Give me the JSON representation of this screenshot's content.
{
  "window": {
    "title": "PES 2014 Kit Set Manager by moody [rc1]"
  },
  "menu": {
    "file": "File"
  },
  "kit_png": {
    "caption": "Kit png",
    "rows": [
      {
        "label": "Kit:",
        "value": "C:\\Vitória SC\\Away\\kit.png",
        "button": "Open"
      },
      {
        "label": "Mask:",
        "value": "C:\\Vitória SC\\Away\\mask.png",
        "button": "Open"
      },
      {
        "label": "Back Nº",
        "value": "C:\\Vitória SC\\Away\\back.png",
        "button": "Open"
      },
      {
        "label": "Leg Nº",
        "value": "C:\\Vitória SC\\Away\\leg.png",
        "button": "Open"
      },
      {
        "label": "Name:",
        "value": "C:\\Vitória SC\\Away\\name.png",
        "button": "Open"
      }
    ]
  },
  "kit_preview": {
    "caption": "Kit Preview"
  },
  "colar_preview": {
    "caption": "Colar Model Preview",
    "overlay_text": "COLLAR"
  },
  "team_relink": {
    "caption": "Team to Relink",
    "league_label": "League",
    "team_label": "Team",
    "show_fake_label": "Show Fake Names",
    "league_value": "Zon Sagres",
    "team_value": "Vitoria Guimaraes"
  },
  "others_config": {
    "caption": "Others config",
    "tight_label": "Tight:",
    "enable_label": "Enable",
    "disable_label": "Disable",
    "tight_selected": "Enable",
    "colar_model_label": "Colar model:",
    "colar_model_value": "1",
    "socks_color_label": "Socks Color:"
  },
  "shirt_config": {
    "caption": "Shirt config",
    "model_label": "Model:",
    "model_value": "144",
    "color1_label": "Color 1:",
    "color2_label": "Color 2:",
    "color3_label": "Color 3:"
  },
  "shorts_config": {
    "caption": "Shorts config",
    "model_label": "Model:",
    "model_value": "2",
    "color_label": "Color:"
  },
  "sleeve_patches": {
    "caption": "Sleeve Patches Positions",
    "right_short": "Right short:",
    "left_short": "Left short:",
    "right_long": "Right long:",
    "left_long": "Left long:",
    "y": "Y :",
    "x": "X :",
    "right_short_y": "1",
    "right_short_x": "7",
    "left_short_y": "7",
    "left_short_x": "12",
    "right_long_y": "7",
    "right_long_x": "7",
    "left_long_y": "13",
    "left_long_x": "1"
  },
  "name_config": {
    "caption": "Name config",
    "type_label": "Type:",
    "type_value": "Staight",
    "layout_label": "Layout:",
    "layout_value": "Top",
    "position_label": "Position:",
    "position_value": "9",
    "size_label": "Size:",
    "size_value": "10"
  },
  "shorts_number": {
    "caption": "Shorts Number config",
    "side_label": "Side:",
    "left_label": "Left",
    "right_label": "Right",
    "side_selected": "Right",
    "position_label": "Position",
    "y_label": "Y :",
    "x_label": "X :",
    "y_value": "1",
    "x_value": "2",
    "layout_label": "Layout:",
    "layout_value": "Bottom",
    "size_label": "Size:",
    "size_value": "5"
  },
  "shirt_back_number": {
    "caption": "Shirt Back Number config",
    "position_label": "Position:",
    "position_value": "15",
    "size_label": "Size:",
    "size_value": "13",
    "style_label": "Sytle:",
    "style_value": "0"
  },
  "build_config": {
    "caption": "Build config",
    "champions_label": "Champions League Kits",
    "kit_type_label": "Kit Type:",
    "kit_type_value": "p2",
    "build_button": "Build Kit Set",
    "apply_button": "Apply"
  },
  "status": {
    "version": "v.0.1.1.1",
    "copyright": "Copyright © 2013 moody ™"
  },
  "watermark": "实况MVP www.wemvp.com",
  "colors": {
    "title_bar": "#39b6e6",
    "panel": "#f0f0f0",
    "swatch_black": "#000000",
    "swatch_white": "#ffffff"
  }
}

━━━

## [EXERCISE INSTRUCTIONS]
Say the number of lines in the records above that include the string "caption", and no more.

## [REPLY]
12